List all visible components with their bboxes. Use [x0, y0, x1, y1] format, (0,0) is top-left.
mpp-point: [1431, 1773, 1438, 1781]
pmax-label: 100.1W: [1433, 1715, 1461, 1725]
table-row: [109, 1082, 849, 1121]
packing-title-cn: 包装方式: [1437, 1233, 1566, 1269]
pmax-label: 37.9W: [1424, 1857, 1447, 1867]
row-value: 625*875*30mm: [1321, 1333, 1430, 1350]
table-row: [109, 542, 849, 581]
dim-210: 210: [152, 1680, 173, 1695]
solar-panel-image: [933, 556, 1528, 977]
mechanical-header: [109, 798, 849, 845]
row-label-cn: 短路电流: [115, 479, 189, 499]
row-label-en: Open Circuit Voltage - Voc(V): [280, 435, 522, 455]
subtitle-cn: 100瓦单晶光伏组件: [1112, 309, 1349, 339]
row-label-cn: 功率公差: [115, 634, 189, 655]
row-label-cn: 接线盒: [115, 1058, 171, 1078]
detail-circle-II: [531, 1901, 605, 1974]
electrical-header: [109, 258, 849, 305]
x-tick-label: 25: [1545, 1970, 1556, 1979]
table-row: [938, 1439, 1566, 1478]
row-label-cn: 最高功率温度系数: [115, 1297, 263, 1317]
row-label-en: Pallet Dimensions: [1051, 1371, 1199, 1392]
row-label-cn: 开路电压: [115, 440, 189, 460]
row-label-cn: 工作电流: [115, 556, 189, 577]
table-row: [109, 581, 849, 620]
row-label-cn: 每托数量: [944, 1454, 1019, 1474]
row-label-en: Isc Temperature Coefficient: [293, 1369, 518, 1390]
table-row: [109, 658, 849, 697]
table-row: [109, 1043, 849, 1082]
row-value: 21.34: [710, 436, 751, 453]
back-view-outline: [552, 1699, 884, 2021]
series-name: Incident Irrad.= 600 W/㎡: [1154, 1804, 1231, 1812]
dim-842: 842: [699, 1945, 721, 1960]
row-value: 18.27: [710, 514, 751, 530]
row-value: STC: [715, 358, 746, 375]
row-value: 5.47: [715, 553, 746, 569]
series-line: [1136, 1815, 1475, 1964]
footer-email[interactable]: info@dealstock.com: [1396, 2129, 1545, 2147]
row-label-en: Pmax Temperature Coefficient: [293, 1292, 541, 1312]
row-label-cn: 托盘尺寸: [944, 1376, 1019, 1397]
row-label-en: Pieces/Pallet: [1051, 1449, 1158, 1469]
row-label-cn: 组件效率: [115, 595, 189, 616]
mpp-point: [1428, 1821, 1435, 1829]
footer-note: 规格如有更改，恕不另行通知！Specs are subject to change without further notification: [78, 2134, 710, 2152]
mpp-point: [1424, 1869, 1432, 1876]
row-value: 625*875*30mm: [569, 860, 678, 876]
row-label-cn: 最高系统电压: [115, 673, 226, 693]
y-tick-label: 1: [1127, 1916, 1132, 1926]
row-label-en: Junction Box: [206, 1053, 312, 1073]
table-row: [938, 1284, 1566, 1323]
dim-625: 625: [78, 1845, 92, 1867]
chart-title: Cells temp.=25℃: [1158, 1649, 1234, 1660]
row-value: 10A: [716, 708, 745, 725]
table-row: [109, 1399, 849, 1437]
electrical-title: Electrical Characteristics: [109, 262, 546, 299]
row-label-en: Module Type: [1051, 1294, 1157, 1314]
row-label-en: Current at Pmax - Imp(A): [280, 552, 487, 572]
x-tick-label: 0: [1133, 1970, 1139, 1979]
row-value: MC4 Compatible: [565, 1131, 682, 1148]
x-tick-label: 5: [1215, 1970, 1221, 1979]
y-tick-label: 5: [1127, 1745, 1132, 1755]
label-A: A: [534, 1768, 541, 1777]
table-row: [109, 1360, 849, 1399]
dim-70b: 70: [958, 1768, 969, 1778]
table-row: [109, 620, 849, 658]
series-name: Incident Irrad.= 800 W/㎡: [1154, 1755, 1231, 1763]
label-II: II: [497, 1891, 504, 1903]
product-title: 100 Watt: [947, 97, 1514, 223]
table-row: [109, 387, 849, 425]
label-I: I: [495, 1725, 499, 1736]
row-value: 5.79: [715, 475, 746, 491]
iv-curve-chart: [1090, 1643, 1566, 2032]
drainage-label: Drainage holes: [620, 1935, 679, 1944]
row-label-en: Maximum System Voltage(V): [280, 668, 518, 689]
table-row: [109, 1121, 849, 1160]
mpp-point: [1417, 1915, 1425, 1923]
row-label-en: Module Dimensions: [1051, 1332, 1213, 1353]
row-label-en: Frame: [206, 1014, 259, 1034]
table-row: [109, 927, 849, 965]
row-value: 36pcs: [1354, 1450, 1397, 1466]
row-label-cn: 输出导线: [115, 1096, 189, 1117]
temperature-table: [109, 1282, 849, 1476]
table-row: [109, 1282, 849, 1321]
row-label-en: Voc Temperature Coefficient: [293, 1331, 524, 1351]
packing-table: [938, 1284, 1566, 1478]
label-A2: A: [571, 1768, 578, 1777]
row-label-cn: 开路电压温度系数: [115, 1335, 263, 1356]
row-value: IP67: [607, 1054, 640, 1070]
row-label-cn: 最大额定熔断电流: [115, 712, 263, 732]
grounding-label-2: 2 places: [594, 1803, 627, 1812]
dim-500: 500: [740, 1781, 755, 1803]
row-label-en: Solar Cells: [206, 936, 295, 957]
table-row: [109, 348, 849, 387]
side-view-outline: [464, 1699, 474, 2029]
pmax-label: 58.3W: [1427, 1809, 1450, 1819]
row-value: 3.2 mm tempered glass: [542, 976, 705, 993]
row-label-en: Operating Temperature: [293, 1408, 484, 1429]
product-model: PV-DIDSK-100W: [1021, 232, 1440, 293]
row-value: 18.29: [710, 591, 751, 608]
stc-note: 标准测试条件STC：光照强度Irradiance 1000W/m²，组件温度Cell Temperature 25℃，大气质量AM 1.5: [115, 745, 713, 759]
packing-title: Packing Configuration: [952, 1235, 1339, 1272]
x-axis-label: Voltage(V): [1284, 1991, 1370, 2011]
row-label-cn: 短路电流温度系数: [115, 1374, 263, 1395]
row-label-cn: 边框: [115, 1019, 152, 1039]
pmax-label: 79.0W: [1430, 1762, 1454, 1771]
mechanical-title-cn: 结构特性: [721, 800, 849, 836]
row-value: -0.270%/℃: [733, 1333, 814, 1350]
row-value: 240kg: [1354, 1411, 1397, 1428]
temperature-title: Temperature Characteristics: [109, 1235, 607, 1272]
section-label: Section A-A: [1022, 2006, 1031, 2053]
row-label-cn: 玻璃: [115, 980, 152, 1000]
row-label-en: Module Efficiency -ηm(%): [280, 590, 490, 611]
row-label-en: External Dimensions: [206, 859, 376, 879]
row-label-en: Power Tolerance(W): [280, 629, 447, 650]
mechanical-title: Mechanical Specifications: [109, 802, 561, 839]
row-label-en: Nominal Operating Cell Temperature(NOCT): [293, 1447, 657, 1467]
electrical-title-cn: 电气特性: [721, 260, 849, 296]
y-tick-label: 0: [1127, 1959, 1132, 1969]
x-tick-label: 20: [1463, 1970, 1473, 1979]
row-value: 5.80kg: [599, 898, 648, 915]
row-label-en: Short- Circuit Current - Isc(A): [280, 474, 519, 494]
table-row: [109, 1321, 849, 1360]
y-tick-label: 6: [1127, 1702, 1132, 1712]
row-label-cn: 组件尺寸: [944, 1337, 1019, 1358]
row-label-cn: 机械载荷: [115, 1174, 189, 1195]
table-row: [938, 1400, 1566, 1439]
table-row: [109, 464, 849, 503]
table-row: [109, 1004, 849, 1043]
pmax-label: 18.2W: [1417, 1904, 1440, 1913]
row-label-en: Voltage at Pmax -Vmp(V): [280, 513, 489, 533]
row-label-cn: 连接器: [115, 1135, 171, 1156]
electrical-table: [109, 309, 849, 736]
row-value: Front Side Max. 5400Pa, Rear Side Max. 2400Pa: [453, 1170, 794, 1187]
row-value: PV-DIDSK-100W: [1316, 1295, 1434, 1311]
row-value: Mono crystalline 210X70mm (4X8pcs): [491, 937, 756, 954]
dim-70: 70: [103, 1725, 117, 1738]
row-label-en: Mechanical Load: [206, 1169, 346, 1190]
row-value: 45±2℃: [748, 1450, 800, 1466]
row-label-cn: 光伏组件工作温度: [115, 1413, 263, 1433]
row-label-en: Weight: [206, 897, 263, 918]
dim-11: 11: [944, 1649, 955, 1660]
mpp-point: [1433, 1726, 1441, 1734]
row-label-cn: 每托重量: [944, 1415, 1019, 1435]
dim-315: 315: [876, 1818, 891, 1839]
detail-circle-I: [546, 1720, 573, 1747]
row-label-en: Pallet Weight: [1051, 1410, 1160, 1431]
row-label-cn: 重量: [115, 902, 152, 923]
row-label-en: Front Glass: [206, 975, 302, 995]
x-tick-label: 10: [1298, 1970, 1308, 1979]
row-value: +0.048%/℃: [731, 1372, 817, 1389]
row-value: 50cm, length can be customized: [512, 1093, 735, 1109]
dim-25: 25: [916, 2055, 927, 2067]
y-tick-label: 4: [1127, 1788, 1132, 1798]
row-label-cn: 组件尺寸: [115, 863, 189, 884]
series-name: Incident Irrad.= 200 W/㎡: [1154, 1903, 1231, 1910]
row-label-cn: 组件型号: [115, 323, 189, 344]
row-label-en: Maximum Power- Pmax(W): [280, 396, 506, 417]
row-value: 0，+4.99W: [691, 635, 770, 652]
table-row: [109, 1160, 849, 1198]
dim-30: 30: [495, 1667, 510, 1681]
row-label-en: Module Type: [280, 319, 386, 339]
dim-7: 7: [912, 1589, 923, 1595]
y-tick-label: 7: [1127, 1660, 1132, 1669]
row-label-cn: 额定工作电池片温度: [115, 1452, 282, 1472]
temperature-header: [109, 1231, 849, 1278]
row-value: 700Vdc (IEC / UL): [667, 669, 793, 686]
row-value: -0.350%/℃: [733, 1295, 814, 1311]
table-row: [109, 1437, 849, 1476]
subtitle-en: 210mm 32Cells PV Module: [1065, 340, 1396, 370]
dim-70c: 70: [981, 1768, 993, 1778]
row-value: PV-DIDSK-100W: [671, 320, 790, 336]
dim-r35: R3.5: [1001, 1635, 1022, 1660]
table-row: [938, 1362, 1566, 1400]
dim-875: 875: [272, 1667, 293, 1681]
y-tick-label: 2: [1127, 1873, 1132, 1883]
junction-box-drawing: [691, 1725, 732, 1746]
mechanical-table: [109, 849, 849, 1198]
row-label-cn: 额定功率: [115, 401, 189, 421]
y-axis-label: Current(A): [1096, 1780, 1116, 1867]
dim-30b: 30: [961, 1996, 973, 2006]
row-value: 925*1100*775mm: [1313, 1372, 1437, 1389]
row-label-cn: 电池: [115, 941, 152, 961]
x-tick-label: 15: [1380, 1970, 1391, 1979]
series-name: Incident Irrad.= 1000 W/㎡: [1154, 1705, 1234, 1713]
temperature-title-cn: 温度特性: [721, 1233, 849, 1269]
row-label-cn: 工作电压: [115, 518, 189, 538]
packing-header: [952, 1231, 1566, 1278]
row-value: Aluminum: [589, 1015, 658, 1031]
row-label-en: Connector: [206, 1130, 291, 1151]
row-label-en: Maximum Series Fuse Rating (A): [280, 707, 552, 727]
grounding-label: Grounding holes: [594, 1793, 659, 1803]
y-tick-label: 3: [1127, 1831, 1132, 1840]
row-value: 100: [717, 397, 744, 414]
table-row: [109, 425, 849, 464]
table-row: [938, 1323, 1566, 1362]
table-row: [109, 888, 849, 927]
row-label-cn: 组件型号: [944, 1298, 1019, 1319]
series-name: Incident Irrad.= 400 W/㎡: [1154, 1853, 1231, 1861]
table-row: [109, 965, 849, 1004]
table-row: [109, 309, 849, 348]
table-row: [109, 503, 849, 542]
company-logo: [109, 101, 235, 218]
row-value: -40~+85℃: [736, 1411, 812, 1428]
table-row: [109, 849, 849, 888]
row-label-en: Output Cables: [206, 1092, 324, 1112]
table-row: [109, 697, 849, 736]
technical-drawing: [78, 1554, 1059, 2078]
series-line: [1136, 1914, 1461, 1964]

===

What you need to do | Scan the data above for the word "header". Copy every line in which it is found.

Solution to the problem |
mechanical-header: [109, 798, 849, 845]
electrical-header: [109, 258, 849, 305]
temperature-header: [109, 1231, 849, 1278]
packing-header: [952, 1231, 1566, 1278]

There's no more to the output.